[Stored items from a collection]
◆ ◆ ◆

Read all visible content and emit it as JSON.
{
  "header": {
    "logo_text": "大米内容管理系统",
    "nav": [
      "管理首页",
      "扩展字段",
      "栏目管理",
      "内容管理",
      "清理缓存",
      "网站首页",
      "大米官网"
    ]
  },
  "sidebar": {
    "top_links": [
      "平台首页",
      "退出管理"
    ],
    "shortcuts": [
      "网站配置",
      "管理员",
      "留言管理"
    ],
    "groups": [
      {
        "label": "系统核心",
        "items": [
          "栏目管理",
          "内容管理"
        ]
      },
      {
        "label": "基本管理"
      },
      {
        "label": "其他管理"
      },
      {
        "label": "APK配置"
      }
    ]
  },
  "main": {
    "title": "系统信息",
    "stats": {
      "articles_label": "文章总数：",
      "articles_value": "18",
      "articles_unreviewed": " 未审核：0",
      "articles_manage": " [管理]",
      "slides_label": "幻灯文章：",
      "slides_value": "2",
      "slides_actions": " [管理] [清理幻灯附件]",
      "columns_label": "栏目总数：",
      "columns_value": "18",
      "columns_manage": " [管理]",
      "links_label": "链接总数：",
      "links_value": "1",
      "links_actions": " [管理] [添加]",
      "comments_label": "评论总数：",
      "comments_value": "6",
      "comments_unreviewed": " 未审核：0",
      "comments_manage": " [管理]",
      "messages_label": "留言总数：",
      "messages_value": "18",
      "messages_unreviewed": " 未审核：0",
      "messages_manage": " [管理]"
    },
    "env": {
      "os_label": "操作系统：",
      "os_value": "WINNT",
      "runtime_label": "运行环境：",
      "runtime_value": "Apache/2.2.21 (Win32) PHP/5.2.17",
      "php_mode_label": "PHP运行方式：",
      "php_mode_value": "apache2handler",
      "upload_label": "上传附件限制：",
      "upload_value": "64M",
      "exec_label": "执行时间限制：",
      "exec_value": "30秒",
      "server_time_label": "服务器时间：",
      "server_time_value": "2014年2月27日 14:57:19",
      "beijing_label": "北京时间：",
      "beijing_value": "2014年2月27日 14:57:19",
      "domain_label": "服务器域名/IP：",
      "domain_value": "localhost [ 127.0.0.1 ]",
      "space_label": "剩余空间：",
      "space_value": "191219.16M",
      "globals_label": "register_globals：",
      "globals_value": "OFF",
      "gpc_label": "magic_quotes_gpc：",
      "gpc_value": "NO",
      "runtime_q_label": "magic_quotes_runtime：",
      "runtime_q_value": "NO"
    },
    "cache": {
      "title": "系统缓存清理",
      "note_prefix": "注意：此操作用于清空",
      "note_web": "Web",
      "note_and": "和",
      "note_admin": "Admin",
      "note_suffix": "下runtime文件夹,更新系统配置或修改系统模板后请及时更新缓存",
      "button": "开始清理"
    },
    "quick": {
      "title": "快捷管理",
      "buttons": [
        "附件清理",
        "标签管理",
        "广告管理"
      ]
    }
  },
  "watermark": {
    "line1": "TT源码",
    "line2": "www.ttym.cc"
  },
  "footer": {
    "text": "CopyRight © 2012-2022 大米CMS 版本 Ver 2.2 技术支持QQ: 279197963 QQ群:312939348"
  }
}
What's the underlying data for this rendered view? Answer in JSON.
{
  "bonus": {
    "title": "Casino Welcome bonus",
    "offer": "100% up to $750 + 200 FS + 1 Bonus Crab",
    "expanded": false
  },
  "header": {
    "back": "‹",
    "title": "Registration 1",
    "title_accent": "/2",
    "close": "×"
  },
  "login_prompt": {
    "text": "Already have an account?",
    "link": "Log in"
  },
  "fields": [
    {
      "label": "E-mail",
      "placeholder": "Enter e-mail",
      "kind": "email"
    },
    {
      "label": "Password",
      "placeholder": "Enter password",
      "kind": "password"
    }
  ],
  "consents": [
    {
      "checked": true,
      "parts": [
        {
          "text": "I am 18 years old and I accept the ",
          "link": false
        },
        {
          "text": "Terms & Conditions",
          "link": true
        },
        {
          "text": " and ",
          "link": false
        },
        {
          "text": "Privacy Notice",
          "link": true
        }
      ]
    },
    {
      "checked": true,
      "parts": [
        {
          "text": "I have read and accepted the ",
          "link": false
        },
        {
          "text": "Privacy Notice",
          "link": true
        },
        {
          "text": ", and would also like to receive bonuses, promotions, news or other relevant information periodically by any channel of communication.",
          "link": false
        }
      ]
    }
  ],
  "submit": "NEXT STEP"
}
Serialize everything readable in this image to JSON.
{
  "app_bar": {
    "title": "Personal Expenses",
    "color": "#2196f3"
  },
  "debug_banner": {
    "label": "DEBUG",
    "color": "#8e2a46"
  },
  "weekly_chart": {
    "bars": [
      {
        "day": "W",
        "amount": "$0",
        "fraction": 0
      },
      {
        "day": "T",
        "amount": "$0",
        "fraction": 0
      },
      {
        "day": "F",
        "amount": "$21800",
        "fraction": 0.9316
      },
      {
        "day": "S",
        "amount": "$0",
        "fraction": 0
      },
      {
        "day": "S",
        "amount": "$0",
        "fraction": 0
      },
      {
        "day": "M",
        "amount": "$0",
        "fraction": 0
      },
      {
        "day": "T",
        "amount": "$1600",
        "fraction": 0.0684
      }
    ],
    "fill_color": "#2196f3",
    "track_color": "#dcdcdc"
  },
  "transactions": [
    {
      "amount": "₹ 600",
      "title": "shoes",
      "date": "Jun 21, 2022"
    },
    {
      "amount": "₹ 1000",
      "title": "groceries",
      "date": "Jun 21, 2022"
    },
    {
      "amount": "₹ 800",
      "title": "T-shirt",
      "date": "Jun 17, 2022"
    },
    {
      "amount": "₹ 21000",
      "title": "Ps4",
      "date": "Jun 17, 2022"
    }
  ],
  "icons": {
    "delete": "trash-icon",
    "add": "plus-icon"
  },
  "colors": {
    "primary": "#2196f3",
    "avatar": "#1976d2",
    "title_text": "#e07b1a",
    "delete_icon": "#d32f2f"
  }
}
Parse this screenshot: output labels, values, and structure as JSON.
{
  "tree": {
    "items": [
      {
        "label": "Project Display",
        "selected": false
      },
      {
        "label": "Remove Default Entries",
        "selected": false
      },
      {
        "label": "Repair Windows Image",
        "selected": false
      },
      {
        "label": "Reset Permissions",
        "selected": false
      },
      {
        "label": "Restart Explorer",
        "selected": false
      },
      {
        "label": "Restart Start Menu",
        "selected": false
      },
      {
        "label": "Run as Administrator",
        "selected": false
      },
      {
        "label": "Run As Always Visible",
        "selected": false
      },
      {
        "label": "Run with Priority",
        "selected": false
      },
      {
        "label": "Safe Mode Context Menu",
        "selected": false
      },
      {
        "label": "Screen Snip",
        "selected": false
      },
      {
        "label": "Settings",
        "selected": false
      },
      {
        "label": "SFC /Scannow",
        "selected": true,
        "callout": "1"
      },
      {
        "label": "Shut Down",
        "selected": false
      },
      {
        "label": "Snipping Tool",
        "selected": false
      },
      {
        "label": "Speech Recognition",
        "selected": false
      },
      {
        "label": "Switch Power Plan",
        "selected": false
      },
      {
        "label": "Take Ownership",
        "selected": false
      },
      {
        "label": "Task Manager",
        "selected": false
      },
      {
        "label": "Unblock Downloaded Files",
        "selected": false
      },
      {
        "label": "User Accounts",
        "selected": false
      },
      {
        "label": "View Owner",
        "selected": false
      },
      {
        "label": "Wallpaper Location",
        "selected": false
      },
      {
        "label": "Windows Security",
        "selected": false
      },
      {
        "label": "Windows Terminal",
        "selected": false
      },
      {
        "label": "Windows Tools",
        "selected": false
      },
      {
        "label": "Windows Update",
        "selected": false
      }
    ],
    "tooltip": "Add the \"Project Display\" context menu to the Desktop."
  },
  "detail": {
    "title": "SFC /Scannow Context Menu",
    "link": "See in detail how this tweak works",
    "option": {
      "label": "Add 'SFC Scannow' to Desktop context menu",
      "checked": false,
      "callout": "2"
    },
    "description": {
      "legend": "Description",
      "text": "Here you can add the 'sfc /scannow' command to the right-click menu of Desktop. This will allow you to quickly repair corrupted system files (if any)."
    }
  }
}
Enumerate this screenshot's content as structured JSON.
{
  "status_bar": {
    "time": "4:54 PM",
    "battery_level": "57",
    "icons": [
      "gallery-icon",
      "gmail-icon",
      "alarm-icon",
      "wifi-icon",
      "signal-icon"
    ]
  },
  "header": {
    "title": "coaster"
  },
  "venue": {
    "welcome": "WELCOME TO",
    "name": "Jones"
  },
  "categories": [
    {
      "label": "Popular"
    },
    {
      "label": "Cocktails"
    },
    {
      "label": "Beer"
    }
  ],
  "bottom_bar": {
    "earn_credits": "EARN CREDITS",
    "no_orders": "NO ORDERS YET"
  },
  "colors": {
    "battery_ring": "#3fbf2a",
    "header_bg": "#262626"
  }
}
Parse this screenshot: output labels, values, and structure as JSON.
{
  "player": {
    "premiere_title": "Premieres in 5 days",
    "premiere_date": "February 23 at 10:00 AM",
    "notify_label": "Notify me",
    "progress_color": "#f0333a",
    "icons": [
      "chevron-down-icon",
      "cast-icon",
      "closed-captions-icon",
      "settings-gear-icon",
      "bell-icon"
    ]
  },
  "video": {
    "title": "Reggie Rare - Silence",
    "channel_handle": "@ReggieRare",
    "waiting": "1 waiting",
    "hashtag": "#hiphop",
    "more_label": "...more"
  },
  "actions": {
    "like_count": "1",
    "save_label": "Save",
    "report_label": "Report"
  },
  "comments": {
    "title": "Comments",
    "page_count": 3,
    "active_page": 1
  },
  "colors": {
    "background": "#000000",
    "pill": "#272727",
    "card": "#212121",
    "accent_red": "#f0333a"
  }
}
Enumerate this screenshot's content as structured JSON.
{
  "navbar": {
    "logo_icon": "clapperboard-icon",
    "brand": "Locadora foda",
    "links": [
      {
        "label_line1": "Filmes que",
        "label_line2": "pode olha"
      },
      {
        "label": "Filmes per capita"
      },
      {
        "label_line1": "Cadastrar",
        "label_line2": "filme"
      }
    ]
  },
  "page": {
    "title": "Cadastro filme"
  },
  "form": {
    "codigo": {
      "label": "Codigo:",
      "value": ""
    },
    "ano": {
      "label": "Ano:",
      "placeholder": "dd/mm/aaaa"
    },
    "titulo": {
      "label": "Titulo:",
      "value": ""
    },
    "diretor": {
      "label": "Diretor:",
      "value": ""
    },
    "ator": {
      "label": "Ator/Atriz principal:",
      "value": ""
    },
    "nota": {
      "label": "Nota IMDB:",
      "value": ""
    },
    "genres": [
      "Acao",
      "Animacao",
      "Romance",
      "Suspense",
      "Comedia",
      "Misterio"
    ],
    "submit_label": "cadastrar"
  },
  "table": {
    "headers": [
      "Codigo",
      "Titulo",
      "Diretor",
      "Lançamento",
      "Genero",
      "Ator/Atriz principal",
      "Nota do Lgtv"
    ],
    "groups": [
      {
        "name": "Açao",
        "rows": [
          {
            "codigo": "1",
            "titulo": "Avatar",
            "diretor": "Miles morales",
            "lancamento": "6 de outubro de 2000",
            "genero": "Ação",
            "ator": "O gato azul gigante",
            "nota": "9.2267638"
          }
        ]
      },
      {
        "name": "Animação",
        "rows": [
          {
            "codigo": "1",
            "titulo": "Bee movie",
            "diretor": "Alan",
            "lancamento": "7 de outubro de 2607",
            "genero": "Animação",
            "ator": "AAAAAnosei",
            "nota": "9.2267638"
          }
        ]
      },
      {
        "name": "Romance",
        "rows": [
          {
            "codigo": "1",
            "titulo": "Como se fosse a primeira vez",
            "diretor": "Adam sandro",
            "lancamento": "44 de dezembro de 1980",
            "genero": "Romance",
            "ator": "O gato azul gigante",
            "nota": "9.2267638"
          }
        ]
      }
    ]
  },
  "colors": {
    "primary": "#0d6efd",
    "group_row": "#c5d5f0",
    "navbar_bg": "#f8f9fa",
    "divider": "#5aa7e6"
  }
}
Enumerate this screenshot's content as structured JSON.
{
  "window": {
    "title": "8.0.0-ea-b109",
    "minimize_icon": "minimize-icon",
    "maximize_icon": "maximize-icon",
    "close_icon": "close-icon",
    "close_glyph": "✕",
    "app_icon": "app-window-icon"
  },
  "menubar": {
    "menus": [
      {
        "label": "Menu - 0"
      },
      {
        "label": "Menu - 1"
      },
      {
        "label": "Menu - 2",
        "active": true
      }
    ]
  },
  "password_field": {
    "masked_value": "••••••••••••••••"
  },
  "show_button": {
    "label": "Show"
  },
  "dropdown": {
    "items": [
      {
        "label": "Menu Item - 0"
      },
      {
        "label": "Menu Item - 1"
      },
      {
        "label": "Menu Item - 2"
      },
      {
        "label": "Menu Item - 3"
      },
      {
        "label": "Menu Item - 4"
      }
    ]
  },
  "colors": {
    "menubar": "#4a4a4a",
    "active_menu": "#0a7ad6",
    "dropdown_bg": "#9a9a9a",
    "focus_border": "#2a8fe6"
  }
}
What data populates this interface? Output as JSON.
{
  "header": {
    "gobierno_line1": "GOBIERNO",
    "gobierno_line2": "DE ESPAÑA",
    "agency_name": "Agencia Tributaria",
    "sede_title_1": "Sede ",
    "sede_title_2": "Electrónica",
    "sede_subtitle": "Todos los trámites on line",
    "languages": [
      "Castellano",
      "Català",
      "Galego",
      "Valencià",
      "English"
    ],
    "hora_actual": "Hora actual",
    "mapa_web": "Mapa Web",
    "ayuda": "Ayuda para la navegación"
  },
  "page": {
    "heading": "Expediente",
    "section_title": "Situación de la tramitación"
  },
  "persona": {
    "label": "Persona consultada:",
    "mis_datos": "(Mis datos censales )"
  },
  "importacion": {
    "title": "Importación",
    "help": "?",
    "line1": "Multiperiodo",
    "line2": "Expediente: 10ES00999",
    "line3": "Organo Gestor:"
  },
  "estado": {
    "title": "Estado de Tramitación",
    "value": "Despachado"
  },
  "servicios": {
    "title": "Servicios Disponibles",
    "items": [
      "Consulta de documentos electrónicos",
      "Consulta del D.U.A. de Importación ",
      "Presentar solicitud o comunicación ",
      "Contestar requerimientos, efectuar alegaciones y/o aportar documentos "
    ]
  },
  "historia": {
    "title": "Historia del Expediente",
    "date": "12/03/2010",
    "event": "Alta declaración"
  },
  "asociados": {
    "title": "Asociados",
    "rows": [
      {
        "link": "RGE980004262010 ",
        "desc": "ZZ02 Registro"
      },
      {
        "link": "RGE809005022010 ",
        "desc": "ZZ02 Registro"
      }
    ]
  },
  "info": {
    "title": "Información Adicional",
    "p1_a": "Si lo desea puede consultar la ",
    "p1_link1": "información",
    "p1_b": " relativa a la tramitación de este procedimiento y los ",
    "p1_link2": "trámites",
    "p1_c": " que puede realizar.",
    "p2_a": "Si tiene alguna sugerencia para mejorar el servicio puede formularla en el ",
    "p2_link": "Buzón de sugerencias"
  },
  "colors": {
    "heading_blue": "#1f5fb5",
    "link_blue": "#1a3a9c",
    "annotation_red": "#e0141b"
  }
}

◆ ◆ ◆

What the task asks ->
Take each line containing the string "Desktop" and copy it out.

Task answer ->
    "tooltip": "Add the \"Project Display\" context menu to the Desktop."
      "label": "Add 'SFC Scannow' to Desktop context menu",
      "text": "Here you can add the 'sfc /scannow' command to the right-click menu of Desktop. This will allow you to quickly repair corrupted system files (if any)."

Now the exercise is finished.